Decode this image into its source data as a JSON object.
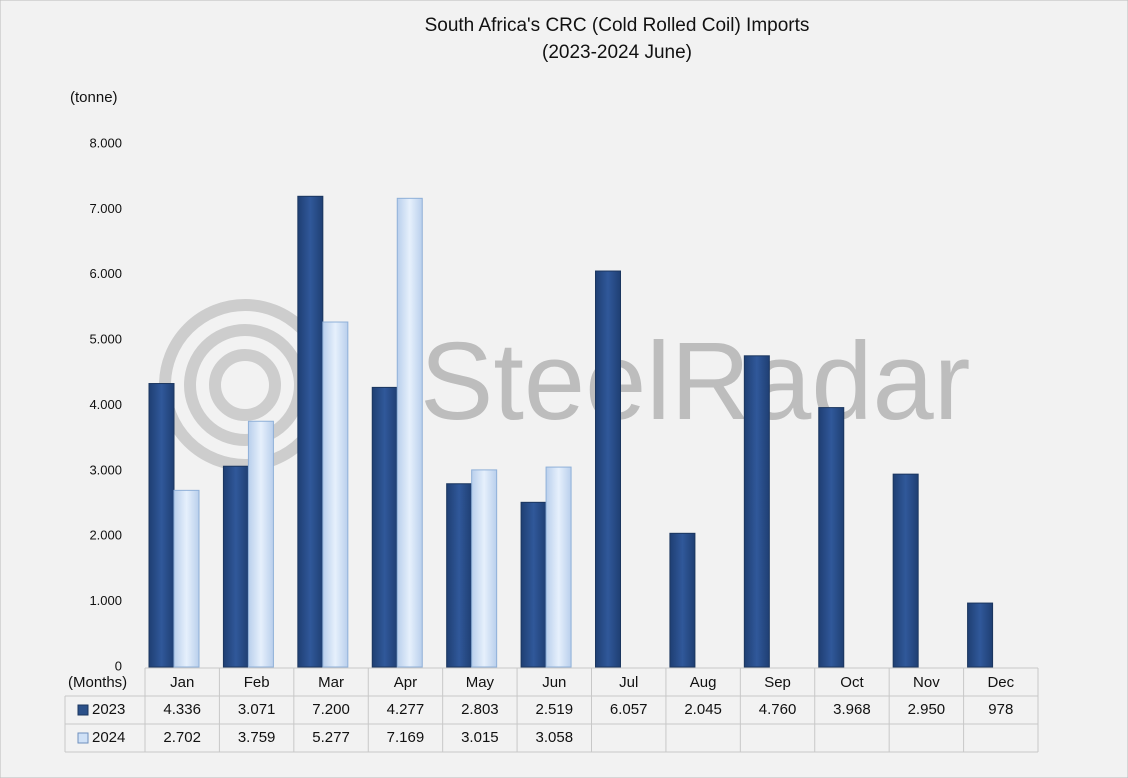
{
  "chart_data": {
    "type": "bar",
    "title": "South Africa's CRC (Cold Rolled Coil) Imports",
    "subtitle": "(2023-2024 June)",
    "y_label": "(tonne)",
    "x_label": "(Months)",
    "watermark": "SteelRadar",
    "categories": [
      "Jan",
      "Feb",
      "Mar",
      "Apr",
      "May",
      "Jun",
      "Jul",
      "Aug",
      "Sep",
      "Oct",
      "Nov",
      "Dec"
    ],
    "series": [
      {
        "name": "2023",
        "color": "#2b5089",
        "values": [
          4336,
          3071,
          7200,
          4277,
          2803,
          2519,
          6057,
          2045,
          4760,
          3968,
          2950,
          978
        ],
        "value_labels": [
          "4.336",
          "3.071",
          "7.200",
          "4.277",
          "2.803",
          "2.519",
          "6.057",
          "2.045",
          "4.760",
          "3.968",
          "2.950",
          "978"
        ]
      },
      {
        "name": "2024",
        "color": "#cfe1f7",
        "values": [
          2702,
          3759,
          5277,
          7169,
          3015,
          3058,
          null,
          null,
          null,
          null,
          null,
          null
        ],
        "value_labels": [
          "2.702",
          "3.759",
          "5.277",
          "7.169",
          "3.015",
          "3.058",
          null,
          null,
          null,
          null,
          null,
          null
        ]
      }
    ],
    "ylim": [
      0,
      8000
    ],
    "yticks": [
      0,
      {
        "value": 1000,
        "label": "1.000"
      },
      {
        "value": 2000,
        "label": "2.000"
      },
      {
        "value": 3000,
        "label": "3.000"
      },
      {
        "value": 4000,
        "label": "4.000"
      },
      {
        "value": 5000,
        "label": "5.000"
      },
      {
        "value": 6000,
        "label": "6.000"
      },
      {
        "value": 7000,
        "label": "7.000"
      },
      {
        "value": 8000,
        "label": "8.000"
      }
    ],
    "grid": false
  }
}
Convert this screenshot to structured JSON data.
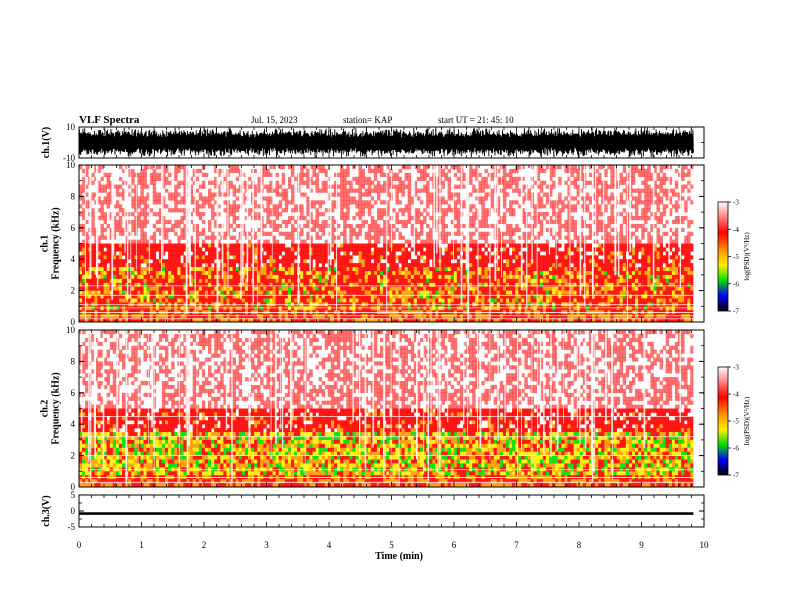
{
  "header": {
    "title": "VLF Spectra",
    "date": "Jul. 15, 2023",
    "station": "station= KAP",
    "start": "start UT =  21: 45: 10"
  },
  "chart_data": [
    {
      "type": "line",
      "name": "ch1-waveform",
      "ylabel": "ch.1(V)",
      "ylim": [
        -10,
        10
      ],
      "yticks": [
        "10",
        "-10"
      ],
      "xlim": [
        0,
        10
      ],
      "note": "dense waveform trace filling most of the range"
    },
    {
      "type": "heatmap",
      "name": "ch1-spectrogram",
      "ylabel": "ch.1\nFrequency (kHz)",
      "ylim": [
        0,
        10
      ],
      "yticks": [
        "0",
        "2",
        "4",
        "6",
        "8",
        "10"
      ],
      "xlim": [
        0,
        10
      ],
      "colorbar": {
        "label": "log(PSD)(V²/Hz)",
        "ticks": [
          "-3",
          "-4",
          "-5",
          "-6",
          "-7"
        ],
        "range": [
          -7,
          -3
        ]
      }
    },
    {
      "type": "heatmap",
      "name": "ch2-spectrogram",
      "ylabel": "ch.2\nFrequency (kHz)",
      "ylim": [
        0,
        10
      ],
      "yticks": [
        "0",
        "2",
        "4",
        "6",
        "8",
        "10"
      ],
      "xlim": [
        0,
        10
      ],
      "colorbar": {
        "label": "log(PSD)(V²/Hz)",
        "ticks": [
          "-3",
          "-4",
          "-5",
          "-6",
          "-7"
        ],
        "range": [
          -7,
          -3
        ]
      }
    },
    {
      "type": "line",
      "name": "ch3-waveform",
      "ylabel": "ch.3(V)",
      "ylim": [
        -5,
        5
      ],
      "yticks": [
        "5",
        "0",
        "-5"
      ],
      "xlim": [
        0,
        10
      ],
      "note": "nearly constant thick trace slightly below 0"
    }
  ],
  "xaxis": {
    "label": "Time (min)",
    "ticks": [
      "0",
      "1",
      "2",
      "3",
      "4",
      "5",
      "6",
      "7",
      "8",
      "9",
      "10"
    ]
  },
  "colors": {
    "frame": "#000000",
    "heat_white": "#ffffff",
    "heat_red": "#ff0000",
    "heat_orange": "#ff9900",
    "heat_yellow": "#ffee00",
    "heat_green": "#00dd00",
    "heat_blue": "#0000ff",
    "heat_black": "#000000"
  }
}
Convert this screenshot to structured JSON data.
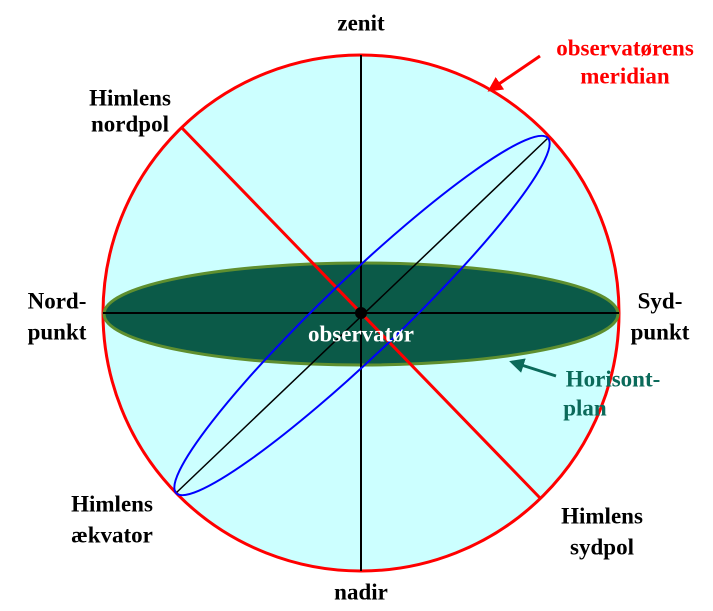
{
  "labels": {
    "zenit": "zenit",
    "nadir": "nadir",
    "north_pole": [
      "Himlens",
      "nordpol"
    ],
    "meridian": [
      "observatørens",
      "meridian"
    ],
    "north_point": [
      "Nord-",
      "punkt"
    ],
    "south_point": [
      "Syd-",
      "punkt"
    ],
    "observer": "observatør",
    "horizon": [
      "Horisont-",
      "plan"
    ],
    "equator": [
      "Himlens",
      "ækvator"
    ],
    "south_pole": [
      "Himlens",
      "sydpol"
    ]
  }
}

### YOUR INSTRUCTIONS
Omit every picture, then reproduce the rest of the listing exactly.

### FINAL RESULT
Decode this image into its source data as a JSON object.
{
  "chart_data": {
    "type": "bar",
    "title": "South Africa's CRC (Cold Rolled Coil) Imports",
    "subtitle": "(2023-2024 June)",
    "y_label": "(tonne)",
    "x_label": "(Months)",
    "watermark": "SteelRadar",
    "categories": [
      "Jan",
      "Feb",
      "Mar",
      "Apr",
      "May",
      "Jun",
      "Jul",
      "Aug",
      "Sep",
      "Oct",
      "Nov",
      "Dec"
    ],
    "series": [
      {
        "name": "2023",
        "color": "#2b5089",
        "values": [
          4336,
          3071,
          7200,
          4277,
          2803,
          2519,
          6057,
          2045,
          4760,
          3968,
          2950,
          978
        ],
        "value_labels": [
          "4.336",
          "3.071",
          "7.200",
          "4.277",
          "2.803",
          "2.519",
          "6.057",
          "2.045",
          "4.760",
          "3.968",
          "2.950",
          "978"
        ]
      },
      {
        "name": "2024",
        "color": "#cfe1f7",
        "values": [
          2702,
          3759,
          5277,
          7169,
          3015,
          3058,
          null,
          null,
          null,
          null,
          null,
          null
        ],
        "value_labels": [
          "2.702",
          "3.759",
          "5.277",
          "7.169",
          "3.015",
          "3.058",
          null,
          null,
          null,
          null,
          null,
          null
        ]
      }
    ],
    "ylim": [
      0,
      8000
    ],
    "yticks": [
      0,
      {
        "value": 1000,
        "label": "1.000"
      },
      {
        "value": 2000,
        "label": "2.000"
      },
      {
        "value": 3000,
        "label": "3.000"
      },
      {
        "value": 4000,
        "label": "4.000"
      },
      {
        "value": 5000,
        "label": "5.000"
      },
      {
        "value": 6000,
        "label": "6.000"
      },
      {
        "value": 7000,
        "label": "7.000"
      },
      {
        "value": 8000,
        "label": "8.000"
      }
    ],
    "grid": false
  }
}
Convert this screenshot to structured JSON data.
{
  "header": {
    "title": "VLF Spectra",
    "date": "Jul. 15, 2023",
    "station": "station= KAP",
    "start": "start UT =  21: 45: 10"
  },
  "chart_data": [
    {
      "type": "line",
      "name": "ch1-waveform",
      "ylabel": "ch.1(V)",
      "ylim": [
        -10,
        10
      ],
      "yticks": [
        "10",
        "-10"
      ],
      "xlim": [
        0,
        10
      ],
      "note": "dense waveform trace filling most of the range"
    },
    {
      "type": "heatmap",
      "name": "ch1-spectrogram",
      "ylabel": "ch.1\nFrequency (kHz)",
      "ylim": [
        0,
        10
      ],
      "yticks": [
        "0",
        "2",
        "4",
        "6",
        "8",
        "10"
      ],
      "xlim": [
        0,
        10
      ],
      "colorbar": {
        "label": "log(PSD)(V²/Hz)",
        "ticks": [
          "-3",
          "-4",
          "-5",
          "-6",
          "-7"
        ],
        "range": [
          -7,
          -3
        ]
      }
    },
    {
      "type": "heatmap",
      "name": "ch2-spectrogram",
      "ylabel": "ch.2\nFrequency (kHz)",
      "ylim": [
        0,
        10
      ],
      "yticks": [
        "0",
        "2",
        "4",
        "6",
        "8",
        "10"
      ],
      "xlim": [
        0,
        10
      ],
      "colorbar": {
        "label": "log(PSD)(V²/Hz)",
        "ticks": [
          "-3",
          "-4",
          "-5",
          "-6",
          "-7"
        ],
        "range": [
          -7,
          -3
        ]
      }
    },
    {
      "type": "line",
      "name": "ch3-waveform",
      "ylabel": "ch.3(V)",
      "ylim": [
        -5,
        5
      ],
      "yticks": [
        "5",
        "0",
        "-5"
      ],
      "xlim": [
        0,
        10
      ],
      "note": "nearly constant thick trace slightly below 0"
    }
  ],
  "xaxis": {
    "label": "Time (min)",
    "ticks": [
      "0",
      "1",
      "2",
      "3",
      "4",
      "5",
      "6",
      "7",
      "8",
      "9",
      "10"
    ]
  },
  "colors": {
    "frame": "#000000",
    "heat_white": "#ffffff",
    "heat_red": "#ff0000",
    "heat_orange": "#ff9900",
    "heat_yellow": "#ffee00",
    "heat_green": "#00dd00",
    "heat_blue": "#0000ff",
    "heat_black": "#000000"
  }
}
Convert this screenshot to structured JSON data.
{
  "labels": {
    "zenit": "zenit",
    "nadir": "nadir",
    "north_pole": [
      "Himlens",
      "nordpol"
    ],
    "meridian": [
      "observatørens",
      "meridian"
    ],
    "north_point": [
      "Nord-",
      "punkt"
    ],
    "south_point": [
      "Syd-",
      "punkt"
    ],
    "observer": "observatør",
    "horizon": [
      "Horisont-",
      "plan"
    ],
    "equator": [
      "Himlens",
      "ækvator"
    ],
    "south_pole": [
      "Himlens",
      "sydpol"
    ]
  }
}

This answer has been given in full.